Given exercise: Write out the entries again exactly as they are given.
══ Exercise input ══
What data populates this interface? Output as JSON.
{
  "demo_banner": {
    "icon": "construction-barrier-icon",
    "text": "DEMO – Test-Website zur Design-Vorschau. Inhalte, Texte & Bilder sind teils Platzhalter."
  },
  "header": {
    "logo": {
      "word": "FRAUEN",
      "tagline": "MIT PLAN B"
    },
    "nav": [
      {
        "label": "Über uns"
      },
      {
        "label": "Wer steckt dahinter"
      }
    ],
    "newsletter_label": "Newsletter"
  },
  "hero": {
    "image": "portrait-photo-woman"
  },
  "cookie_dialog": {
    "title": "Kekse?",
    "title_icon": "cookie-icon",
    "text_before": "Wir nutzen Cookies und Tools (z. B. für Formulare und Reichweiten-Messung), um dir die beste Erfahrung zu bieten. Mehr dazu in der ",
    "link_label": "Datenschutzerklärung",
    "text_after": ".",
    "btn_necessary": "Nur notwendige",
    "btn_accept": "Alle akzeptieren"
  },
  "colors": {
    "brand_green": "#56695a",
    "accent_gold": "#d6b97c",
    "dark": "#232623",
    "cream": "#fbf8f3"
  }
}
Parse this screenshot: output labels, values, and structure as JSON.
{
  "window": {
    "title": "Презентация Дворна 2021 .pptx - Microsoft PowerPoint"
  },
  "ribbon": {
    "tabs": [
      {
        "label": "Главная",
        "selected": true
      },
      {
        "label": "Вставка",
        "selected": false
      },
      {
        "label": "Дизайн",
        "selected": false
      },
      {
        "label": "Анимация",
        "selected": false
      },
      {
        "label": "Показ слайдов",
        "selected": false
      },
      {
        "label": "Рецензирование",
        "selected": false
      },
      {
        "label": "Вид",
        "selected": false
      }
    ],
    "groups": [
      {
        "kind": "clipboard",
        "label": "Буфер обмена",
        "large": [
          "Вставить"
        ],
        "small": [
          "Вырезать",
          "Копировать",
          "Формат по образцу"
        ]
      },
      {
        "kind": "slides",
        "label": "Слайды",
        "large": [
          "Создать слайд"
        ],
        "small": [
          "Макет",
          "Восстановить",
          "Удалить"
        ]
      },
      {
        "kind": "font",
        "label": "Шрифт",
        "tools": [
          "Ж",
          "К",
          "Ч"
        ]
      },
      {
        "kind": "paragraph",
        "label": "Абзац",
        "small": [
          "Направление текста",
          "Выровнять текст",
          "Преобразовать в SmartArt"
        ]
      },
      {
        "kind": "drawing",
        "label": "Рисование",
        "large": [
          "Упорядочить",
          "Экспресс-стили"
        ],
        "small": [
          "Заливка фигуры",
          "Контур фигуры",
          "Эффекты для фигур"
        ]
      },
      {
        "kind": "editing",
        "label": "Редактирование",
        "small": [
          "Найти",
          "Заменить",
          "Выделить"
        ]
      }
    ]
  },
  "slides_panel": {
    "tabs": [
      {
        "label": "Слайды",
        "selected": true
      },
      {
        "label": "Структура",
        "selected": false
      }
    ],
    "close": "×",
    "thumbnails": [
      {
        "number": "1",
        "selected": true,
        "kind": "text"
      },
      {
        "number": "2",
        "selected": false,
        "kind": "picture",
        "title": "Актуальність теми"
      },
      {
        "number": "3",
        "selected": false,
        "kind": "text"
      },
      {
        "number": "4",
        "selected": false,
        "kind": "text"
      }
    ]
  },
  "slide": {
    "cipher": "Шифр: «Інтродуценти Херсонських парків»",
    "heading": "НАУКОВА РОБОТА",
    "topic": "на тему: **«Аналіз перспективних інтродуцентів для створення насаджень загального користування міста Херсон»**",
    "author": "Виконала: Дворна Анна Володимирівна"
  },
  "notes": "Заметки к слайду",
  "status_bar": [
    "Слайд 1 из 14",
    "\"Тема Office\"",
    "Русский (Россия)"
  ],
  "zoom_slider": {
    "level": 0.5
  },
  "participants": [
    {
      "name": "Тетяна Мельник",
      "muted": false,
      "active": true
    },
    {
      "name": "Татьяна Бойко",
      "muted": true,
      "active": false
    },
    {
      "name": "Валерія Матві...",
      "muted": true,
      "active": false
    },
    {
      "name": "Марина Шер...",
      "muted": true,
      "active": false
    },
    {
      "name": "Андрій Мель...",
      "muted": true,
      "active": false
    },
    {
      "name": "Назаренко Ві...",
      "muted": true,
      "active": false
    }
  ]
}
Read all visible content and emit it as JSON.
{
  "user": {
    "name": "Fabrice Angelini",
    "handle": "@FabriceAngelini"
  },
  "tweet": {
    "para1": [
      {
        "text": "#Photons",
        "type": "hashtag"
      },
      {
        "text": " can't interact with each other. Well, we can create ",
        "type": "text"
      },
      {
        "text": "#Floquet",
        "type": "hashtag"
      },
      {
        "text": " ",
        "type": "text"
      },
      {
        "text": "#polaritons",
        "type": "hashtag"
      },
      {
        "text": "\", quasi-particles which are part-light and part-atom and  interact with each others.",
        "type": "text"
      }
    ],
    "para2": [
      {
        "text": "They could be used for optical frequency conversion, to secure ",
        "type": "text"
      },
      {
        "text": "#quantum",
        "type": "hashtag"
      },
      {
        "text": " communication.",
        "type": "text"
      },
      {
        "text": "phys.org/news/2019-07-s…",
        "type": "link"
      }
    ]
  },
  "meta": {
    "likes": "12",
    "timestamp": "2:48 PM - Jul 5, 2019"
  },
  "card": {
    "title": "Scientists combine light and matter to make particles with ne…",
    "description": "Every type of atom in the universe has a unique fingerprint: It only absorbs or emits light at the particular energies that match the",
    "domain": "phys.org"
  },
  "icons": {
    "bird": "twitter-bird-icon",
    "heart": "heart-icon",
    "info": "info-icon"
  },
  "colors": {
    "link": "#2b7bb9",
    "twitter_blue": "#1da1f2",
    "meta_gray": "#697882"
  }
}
═══
Problem solution:
What data populates this interface? Output as JSON.
{
  "demo_banner": {
    "icon": "construction-barrier-icon",
    "text": "DEMO – Test-Website zur Design-Vorschau. Inhalte, Texte & Bilder sind teils Platzhalter."
  },
  "header": {
    "logo": {
      "word": "FRAUEN",
      "tagline": "MIT PLAN B"
    },
    "nav": [
      {
        "label": "Über uns"
      },
      {
        "label": "Wer steckt dahinter"
      }
    ],
    "newsletter_label": "Newsletter"
  },
  "hero": {
    "image": "portrait-photo-woman"
  },
  "cookie_dialog": {
    "title": "Kekse?",
    "title_icon": "cookie-icon",
    "text_before": "Wir nutzen Cookies und Tools (z. B. für Formulare und Reichweiten-Messung), um dir die beste Erfahrung zu bieten. Mehr dazu in der ",
    "link_label": "Datenschutzerklärung",
    "text_after": ".",
    "btn_necessary": "Nur notwendige",
    "btn_accept": "Alle akzeptieren"
  },
  "colors": {
    "brand_green": "#56695a",
    "accent_gold": "#d6b97c",
    "dark": "#232623",
    "cream": "#fbf8f3"
  }
}
Parse this screenshot: output labels, values, and structure as JSON.
{
  "window": {
    "title": "Презентация Дворна 2021 .pptx - Microsoft PowerPoint"
  },
  "ribbon": {
    "tabs": [
      {
        "label": "Главная",
        "selected": true
      },
      {
        "label": "Вставка",
        "selected": false
      },
      {
        "label": "Дизайн",
        "selected": false
      },
      {
        "label": "Анимация",
        "selected": false
      },
      {
        "label": "Показ слайдов",
        "selected": false
      },
      {
        "label": "Рецензирование",
        "selected": false
      },
      {
        "label": "Вид",
        "selected": false
      }
    ],
    "groups": [
      {
        "kind": "clipboard",
        "label": "Буфер обмена",
        "large": [
          "Вставить"
        ],
        "small": [
          "Вырезать",
          "Копировать",
          "Формат по образцу"
        ]
      },
      {
        "kind": "slides",
        "label": "Слайды",
        "large": [
          "Создать слайд"
        ],
        "small": [
          "Макет",
          "Восстановить",
          "Удалить"
        ]
      },
      {
        "kind": "font",
        "label": "Шрифт",
        "tools": [
          "Ж",
          "К",
          "Ч"
        ]
      },
      {
        "kind": "paragraph",
        "label": "Абзац",
        "small": [
          "Направление текста",
          "Выровнять текст",
          "Преобразовать в SmartArt"
        ]
      },
      {
        "kind": "drawing",
        "label": "Рисование",
        "large": [
          "Упорядочить",
          "Экспресс-стили"
        ],
        "small": [
          "Заливка фигуры",
          "Контур фигуры",
          "Эффекты для фигур"
        ]
      },
      {
        "kind": "editing",
        "label": "Редактирование",
        "small": [
          "Найти",
          "Заменить",
          "Выделить"
        ]
      }
    ]
  },
  "slides_panel": {
    "tabs": [
      {
        "label": "Слайды",
        "selected": true
      },
      {
        "label": "Структура",
        "selected": false
      }
    ],
    "close": "×",
    "thumbnails": [
      {
        "number": "1",
        "selected": true,
        "kind": "text"
      },
      {
        "number": "2",
        "selected": false,
        "kind": "picture",
        "title": "Актуальність теми"
      },
      {
        "number": "3",
        "selected": false,
        "kind": "text"
      },
      {
        "number": "4",
        "selected": false,
        "kind": "text"
      }
    ]
  },
  "slide": {
    "cipher": "Шифр: «Інтродуценти Херсонських парків»",
    "heading": "НАУКОВА РОБОТА",
    "topic": "на тему: **«Аналіз перспективних інтродуцентів для створення насаджень загального користування міста Херсон»**",
    "author": "Виконала: Дворна Анна Володимирівна"
  },
  "notes": "Заметки к слайду",
  "status_bar": [
    "Слайд 1 из 14",
    "\"Тема Office\"",
    "Русский (Россия)"
  ],
  "zoom_slider": {
    "level": 0.5
  },
  "participants": [
    {
      "name": "Тетяна Мельник",
      "muted": false,
      "active": true
    },
    {
      "name": "Татьяна Бойко",
      "muted": true,
      "active": false
    },
    {
      "name": "Валерія Матві...",
      "muted": true,
      "active": false
    },
    {
      "name": "Марина Шер...",
      "muted": true,
      "active": false
    },
    {
      "name": "Андрій Мель...",
      "muted": true,
      "active": false
    },
    {
      "name": "Назаренко Ві...",
      "muted": true,
      "active": false
    }
  ]
}
Read all visible content and emit it as JSON.
{
  "user": {
    "name": "Fabrice Angelini",
    "handle": "@FabriceAngelini"
  },
  "tweet": {
    "para1": [
      {
        "text": "#Photons",
        "type": "hashtag"
      },
      {
        "text": " can't interact with each other. Well, we can create ",
        "type": "text"
      },
      {
        "text": "#Floquet",
        "type": "hashtag"
      },
      {
        "text": " ",
        "type": "text"
      },
      {
        "text": "#polaritons",
        "type": "hashtag"
      },
      {
        "text": "\", quasi-particles which are part-light and part-atom and  interact with each others.",
        "type": "text"
      }
    ],
    "para2": [
      {
        "text": "They could be used for optical frequency conversion, to secure ",
        "type": "text"
      },
      {
        "text": "#quantum",
        "type": "hashtag"
      },
      {
        "text": " communication.",
        "type": "text"
      },
      {
        "text": "phys.org/news/2019-07-s…",
        "type": "link"
      }
    ]
  },
  "meta": {
    "likes": "12",
    "timestamp": "2:48 PM - Jul 5, 2019"
  },
  "card": {
    "title": "Scientists combine light and matter to make particles with ne…",
    "description": "Every type of atom in the universe has a unique fingerprint: It only absorbs or emits light at the particular energies that match the",
    "domain": "phys.org"
  },
  "icons": {
    "bird": "twitter-bird-icon",
    "heart": "heart-icon",
    "info": "info-icon"
  },
  "colors": {
    "link": "#2b7bb9",
    "twitter_blue": "#1da1f2",
    "meta_gray": "#697882"
  }
}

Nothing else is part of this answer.